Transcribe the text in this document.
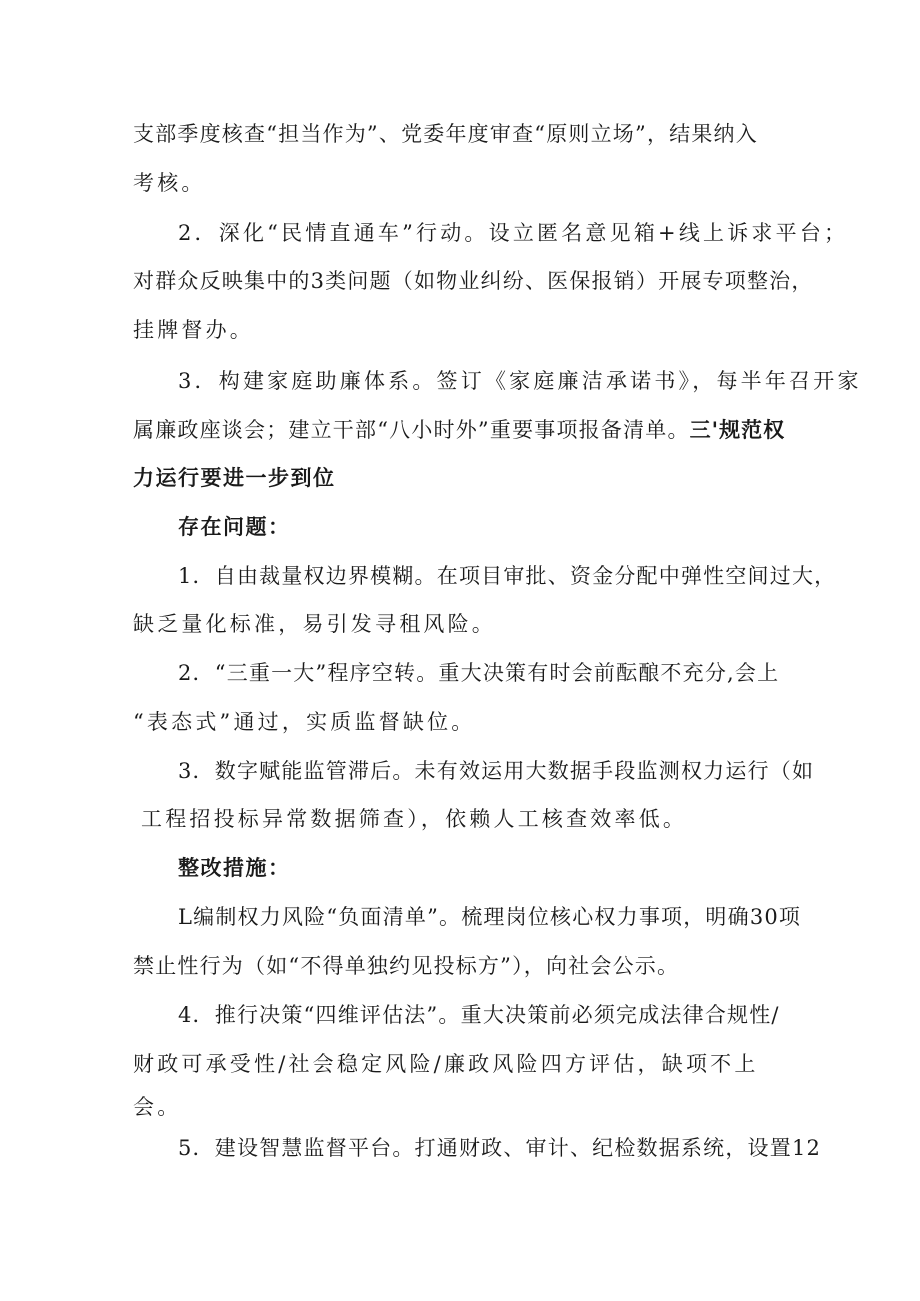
支部季度核查“担当作为”、党委年度审查“原则立场”，结果纳入
考核。
2．深化“民情直通车”行动。设立匿名意见箱+线上诉求平台；
对群众反映集中的3类问题（如物业纠纷、医保报销）开展专项整治，
挂牌督办。
3．构建家庭助廉体系。签订《家庭廉洁承诺书》，每半年召开家
属廉政座谈会；建立干部“八小时外”重要事项报备清单。三'规范权
力运行要进一步到位
存在问题：
1．自由裁量权边界模糊。在项目审批、资金分配中弹性空间过大，
缺乏量化标准，易引发寻租风险。
2．“三重一大”程序空转。重大决策有时会前酝酿不充分,会上
“表态式”通过，实质监督缺位。
3．数字赋能监管滞后。未有效运用大数据手段监测权力运行（如
工程招投标异常数据筛查），依赖人工核查效率低。
整改措施：
L编制权力风险“负面清单”。梳理岗位核心权力事项，明确30项
禁止性行为（如“不得单独约见投标方”），向社会公示。
4．推行决策“四维评估法”。重大决策前必须完成法律合规性/
财政可承受性/社会稳定风险/廉政风险四方评估，缺项不上
会。
5．建设智慧监督平台。打通财政、审计、纪检数据系统，设置12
======
WRITTEN REQUEST »
Quote the records above exactly, leaving out any pictures.

COMPLETE RESPONSE »
Transcribe the text in this document.
支部季度核查“担当作为”、党委年度审查“原则立场”，结果纳入
考核。
2．深化“民情直通车”行动。设立匿名意见箱+线上诉求平台；
对群众反映集中的3类问题（如物业纠纷、医保报销）开展专项整治，
挂牌督办。
3．构建家庭助廉体系。签订《家庭廉洁承诺书》，每半年召开家
属廉政座谈会；建立干部“八小时外”重要事项报备清单。三'规范权
力运行要进一步到位
存在问题：
1．自由裁量权边界模糊。在项目审批、资金分配中弹性空间过大，
缺乏量化标准，易引发寻租风险。
2．“三重一大”程序空转。重大决策有时会前酝酿不充分,会上
“表态式”通过，实质监督缺位。
3．数字赋能监管滞后。未有效运用大数据手段监测权力运行（如
工程招投标异常数据筛查），依赖人工核查效率低。
整改措施：
L编制权力风险“负面清单”。梳理岗位核心权力事项，明确30项
禁止性行为（如“不得单独约见投标方”），向社会公示。
4．推行决策“四维评估法”。重大决策前必须完成法律合规性/
财政可承受性/社会稳定风险/廉政风险四方评估，缺项不上
会。
5．建设智慧监督平台。打通财政、审计、纪检数据系统，设置12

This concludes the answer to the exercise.